(Collected data)
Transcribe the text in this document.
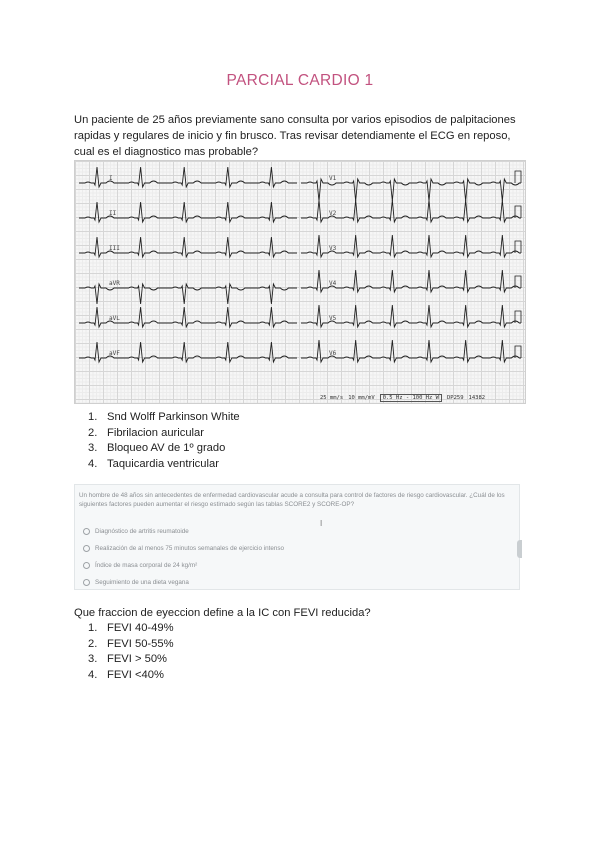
PARCIAL CARDIO 1
Un paciente de 25 años previamente sano consulta por varios episodios de palpitaciones rapidas y regulares de inicio y fin brusco. Tras revisar detendiamente el ECG en reposo, cual es el diagnostico mas probable?
I
II
III
aVR
aVL
aVF
V1
V2
V3
V4
V5
V6
25 mm/s 10 mm/mV	0.5 Hz - 100 Hz W	DP259 14382
1. Snd Wolff Parkinson White
2. Fibrilacion auricular
3. Bloqueo AV de 1º grado
4. Taquicardia ventricular
Un hombre de 48 años sin antecedentes de enfermedad cardiovascular acude a consulta para control de factores de riesgo cardiovascular. ¿Cuál de los siguientes factores pueden aumentar el riesgo estimado según las tablas SCORE2 y SCORE-OP?
I
Diagnóstico de artritis reumatoide
Realización de al menos 75 minutos semanales de ejercicio intenso
Índice de masa corporal de 24 kg/m²
Seguimiento de una dieta vegana
Que fraccion de eyeccion define a la IC con FEVI reducida?
1. FEVI 40-49%
2. FEVI 50-55%
3. FEVI > 50%
4. FEVI <40%
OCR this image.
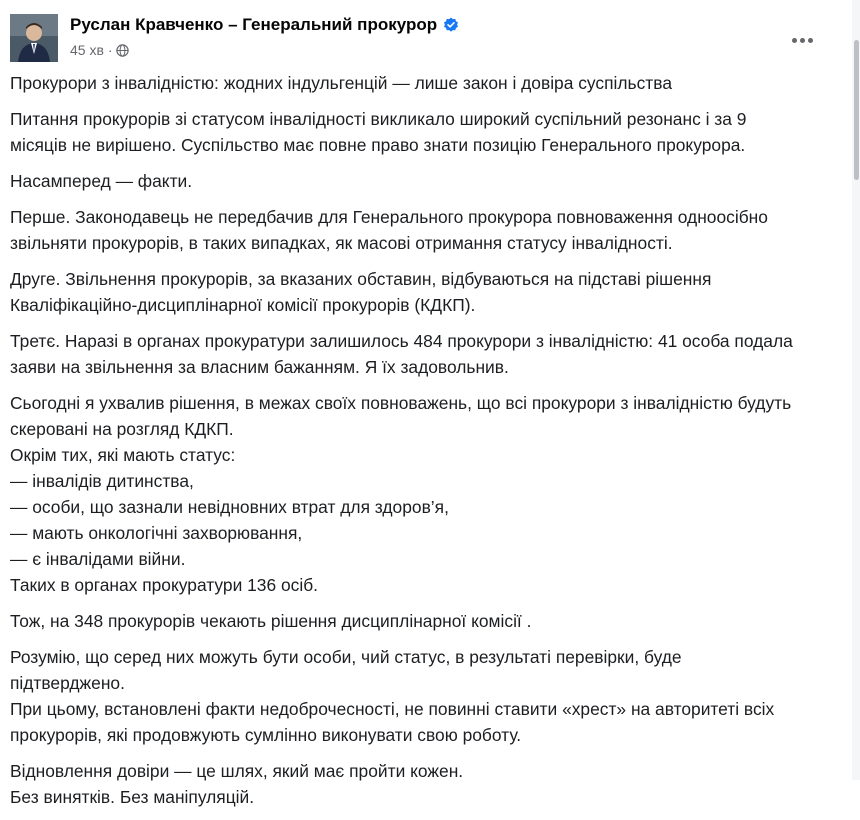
Руслан Кравченко – Генеральний прокурор
45 хв ·

Прокурори з інвалідністю: жодних індульгенцій — лише закон і довіра суспільства

Питання прокурорів зі статусом інвалідності викликало широкий суспільний резонанс і за 9
місяців не вирішено. Суспільство має повне право знати позицію Генерального прокурора.

Насамперед — факти.

Перше. Законодавець не передбачив для Генерального прокурора повноваження одноосібно
звільняти прокурорів, в таких випадках, як масові отримання статусу інвалідності.

Друге. Звільнення прокурорів, за вказаних обставин, відбуваються на підставі рішення
Кваліфікаційно-дисциплінарної комісії прокурорів (КДКП).

Третє. Наразі в органах прокуратури залишилось 484 прокурори з інвалідністю: 41 особа подала
заяви на звільнення за власним бажанням. Я їх задовольнив.

Сьогодні я ухвалив рішення, в межах своїх повноважень, що всі прокурори з інвалідністю будуть
скеровані на розгляд КДКП.
Окрім тих, які мають статус:
— інвалідів дитинства,
— особи, що зазнали невідновних втрат для здоров’я,
— мають онкологічні захворювання,
— є інвалідами війни.
Таких в органах прокуратури 136 осіб.

Тож, на 348 прокурорів чекають рішення дисциплінарної комісії .

Розумію, що серед них можуть бути особи, чий статус, в результаті перевірки, буде
підтверджено.
При цьому, встановлені факти недоброчесності, не повинні ставити «хрест» на авторитеті всіх
прокурорів, які продовжують сумлінно виконувати свою роботу.

Відновлення довіри — це шлях, який має пройти кожен.
Без винятків. Без маніпуляцій.
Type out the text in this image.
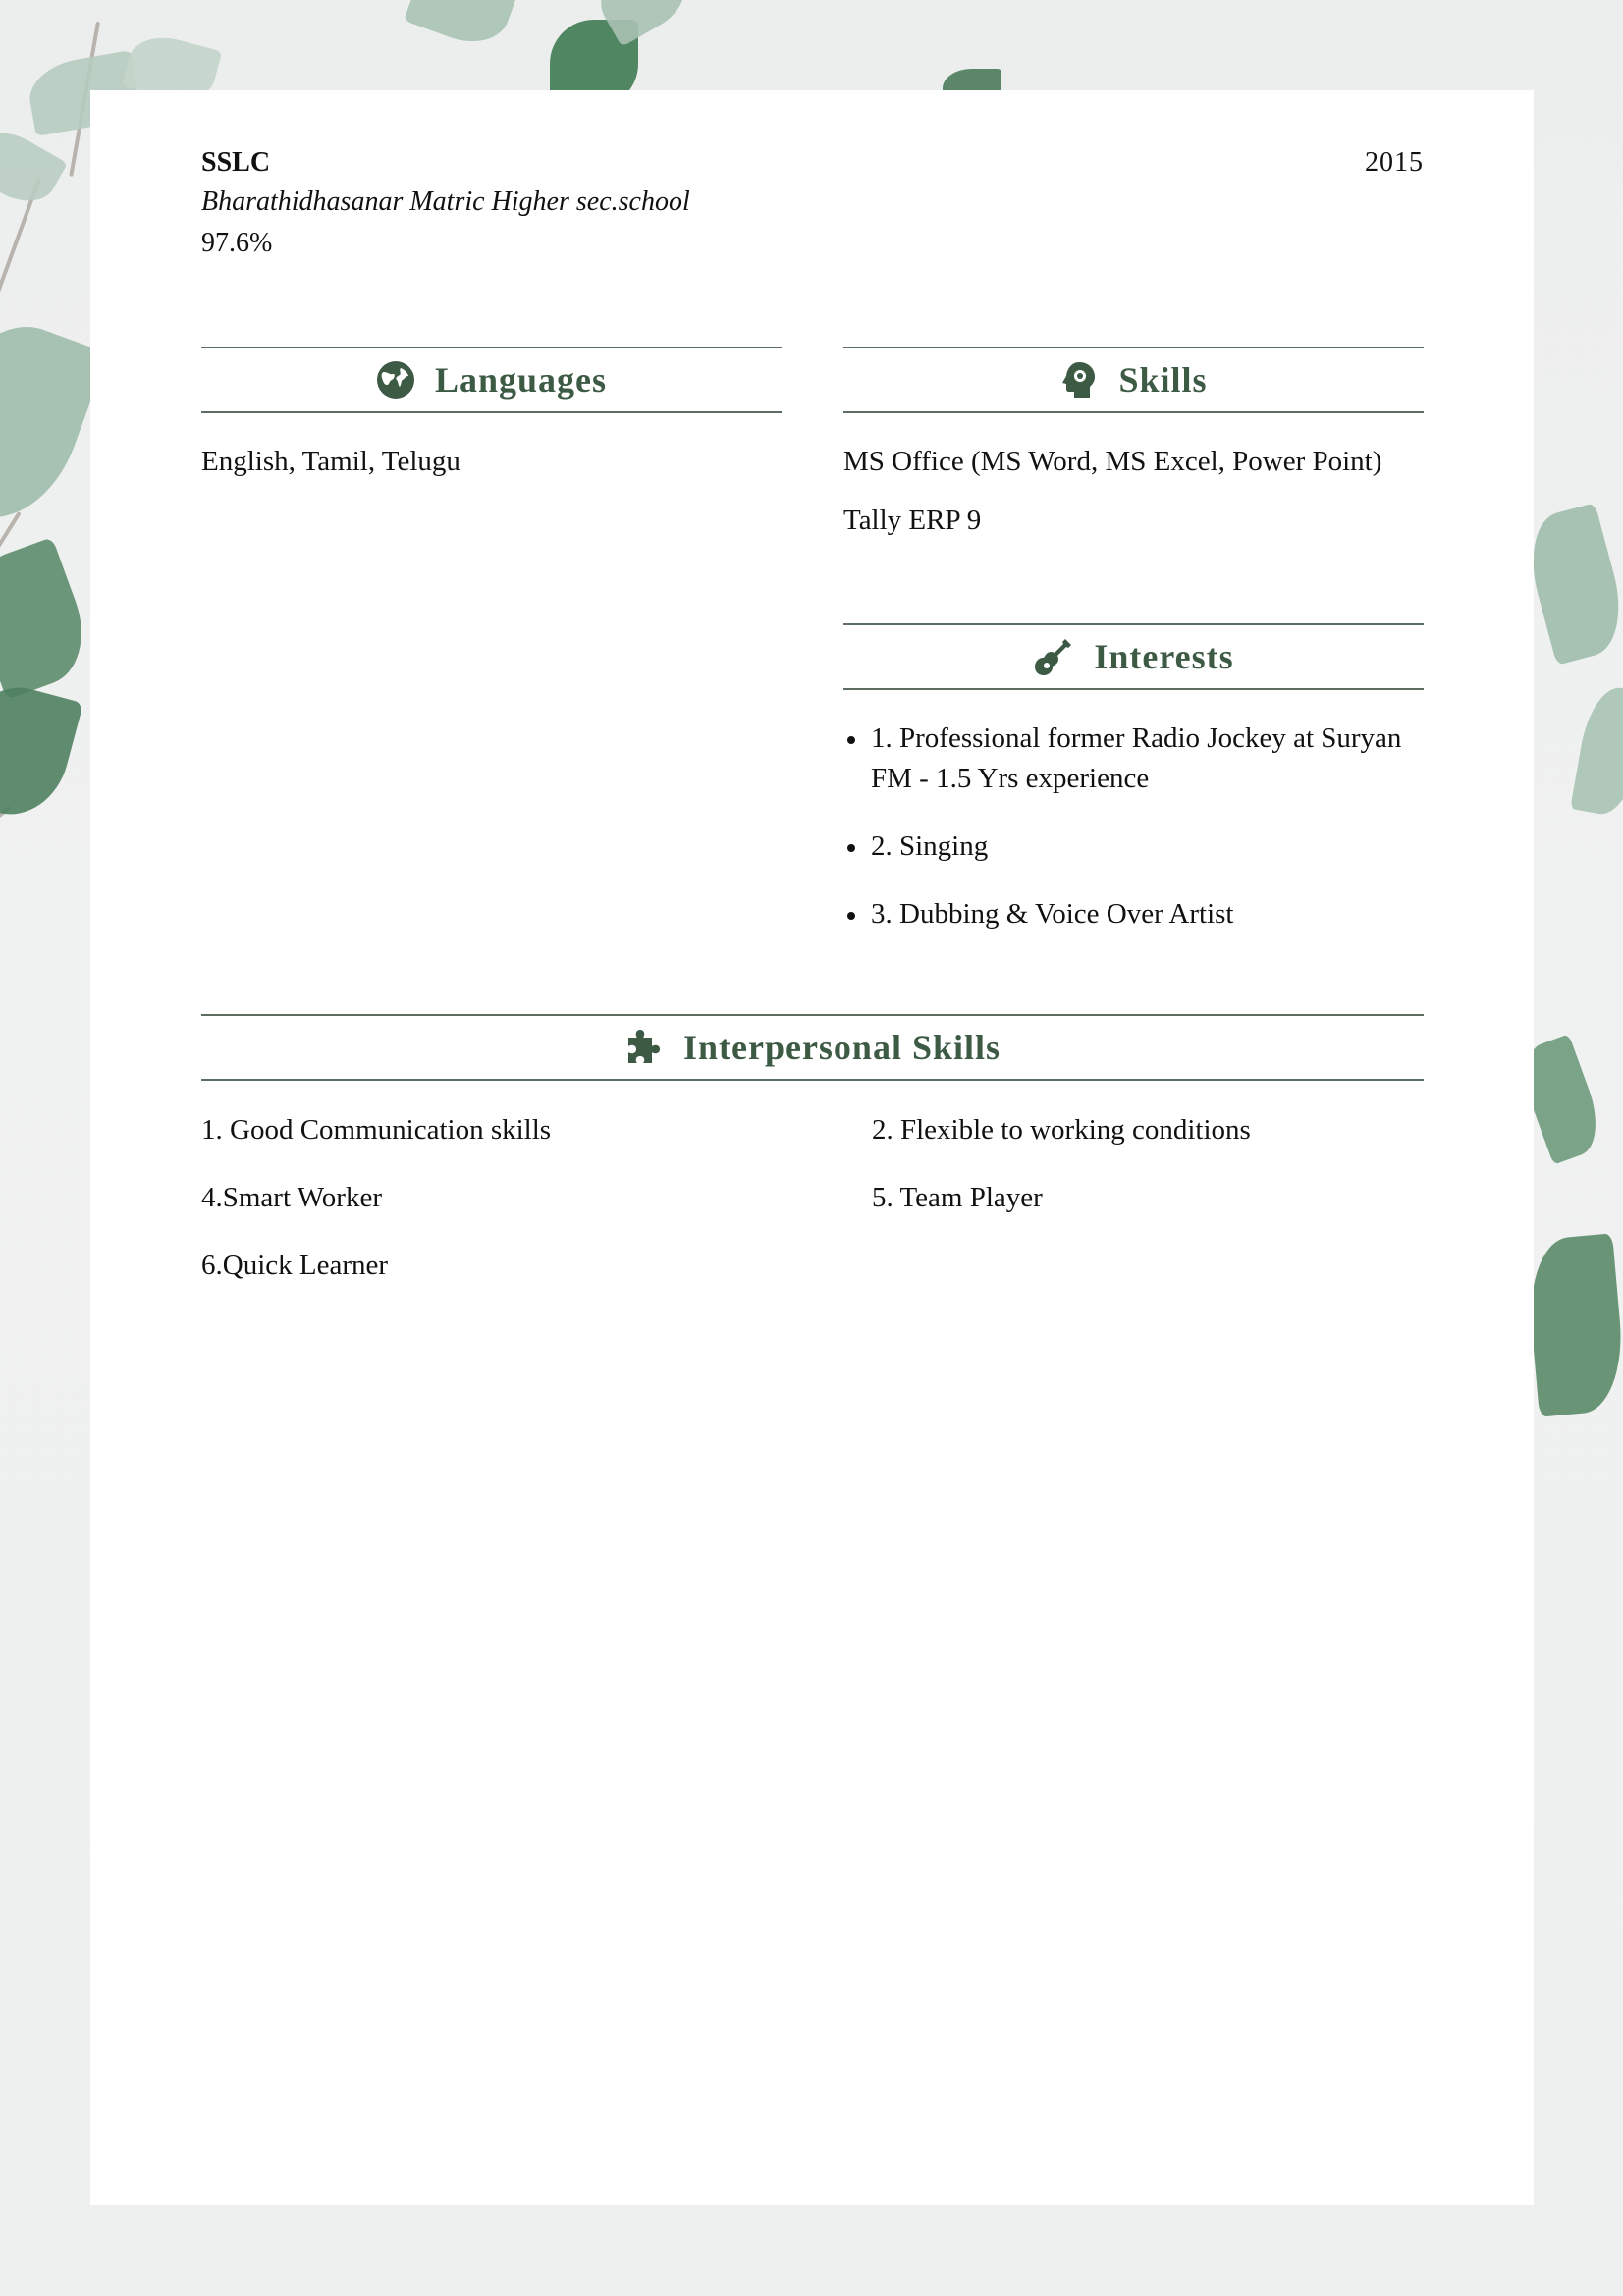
SSLC	2015
Bharathidhasanar Matric Higher sec.school
97.6%
Languages
English, Tamil, Telugu
Skills
MS Office (MS Word, MS Excel, Power Point)
Tally ERP 9
Interests
1. Professional former Radio Jockey at Suryan FM - 1.5 Yrs experience
2. Singing
3. Dubbing & Voice Over Artist
Interpersonal Skills
1. Good Communication skills	2. Flexible to working conditions
4.Smart Worker	5. Team Player
6.Quick Learner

- WHAT THIS TASK INVOLVES: Write the listing out a second time exactly, dropping all images.

- RESULT FOR THIS TASK:
Transcribe the text in this document.
PARCIAL CARDIO 1
Un paciente de 25 años previamente sano consulta por varios episodios de palpitaciones rapidas y regulares de inicio y fin brusco. Tras revisar detendiamente el ECG en reposo, cual es el diagnostico mas probable?
I
II
III
aVR
aVL
aVF
V1
V2
V3
V4
V5
V6
25 mm/s 10 mm/mV	0.5 Hz - 100 Hz W	DP259 14382
1. Snd Wolff Parkinson White
2. Fibrilacion auricular
3. Bloqueo AV de 1º grado
4. Taquicardia ventricular
Un hombre de 48 años sin antecedentes de enfermedad cardiovascular acude a consulta para control de factores de riesgo cardiovascular. ¿Cuál de los siguientes factores pueden aumentar el riesgo estimado según las tablas SCORE2 y SCORE-OP?
I
Diagnóstico de artritis reumatoide
Realización de al menos 75 minutos semanales de ejercicio intenso
Índice de masa corporal de 24 kg/m²
Seguimiento de una dieta vegana
Que fraccion de eyeccion define a la IC con FEVI reducida?
1. FEVI 40-49%
2. FEVI 50-55%
3. FEVI > 50%
4. FEVI <40%
OCR this image.
Руслан Кравченко – Генеральний прокурор
45 хв ·

Прокурори з інвалідністю: жодних індульгенцій — лише закон і довіра суспільства

Питання прокурорів зі статусом інвалідності викликало широкий суспільний резонанс і за 9
місяців не вирішено. Суспільство має повне право знати позицію Генерального прокурора.

Насамперед — факти.

Перше. Законодавець не передбачив для Генерального прокурора повноваження одноосібно
звільняти прокурорів, в таких випадках, як масові отримання статусу інвалідності.

Друге. Звільнення прокурорів, за вказаних обставин, відбуваються на підставі рішення
Кваліфікаційно-дисциплінарної комісії прокурорів (КДКП).

Третє. Наразі в органах прокуратури залишилось 484 прокурори з інвалідністю: 41 особа подала
заяви на звільнення за власним бажанням. Я їх задовольнив.

Сьогодні я ухвалив рішення, в межах своїх повноважень, що всі прокурори з інвалідністю будуть
скеровані на розгляд КДКП.
Окрім тих, які мають статус:
— інвалідів дитинства,
— особи, що зазнали невідновних втрат для здоров’я,
— мають онкологічні захворювання,
— є інвалідами війни.
Таких в органах прокуратури 136 осіб.

Тож, на 348 прокурорів чекають рішення дисциплінарної комісії .

Розумію, що серед них можуть бути особи, чий статус, в результаті перевірки, буде
підтверджено.
При цьому, встановлені факти недоброчесності, не повинні ставити «хрест» на авторитеті всіх
прокурорів, які продовжують сумлінно виконувати свою роботу.

Відновлення довіри — це шлях, який має пройти кожен.
Без винятків. Без маніпуляцій.
Type out the text in this image.
SSLC	2015
Bharathidhasanar Matric Higher sec.school
97.6%
Languages
English, Tamil, Telugu
Skills
MS Office (MS Word, MS Excel, Power Point)
Tally ERP 9
Interests
1. Professional former Radio Jockey at Suryan FM - 1.5 Yrs experience
2. Singing
3. Dubbing & Voice Over Artist
Interpersonal Skills
1. Good Communication skills	2. Flexible to working conditions
4.Smart Worker	5. Team Player
6.Quick Learner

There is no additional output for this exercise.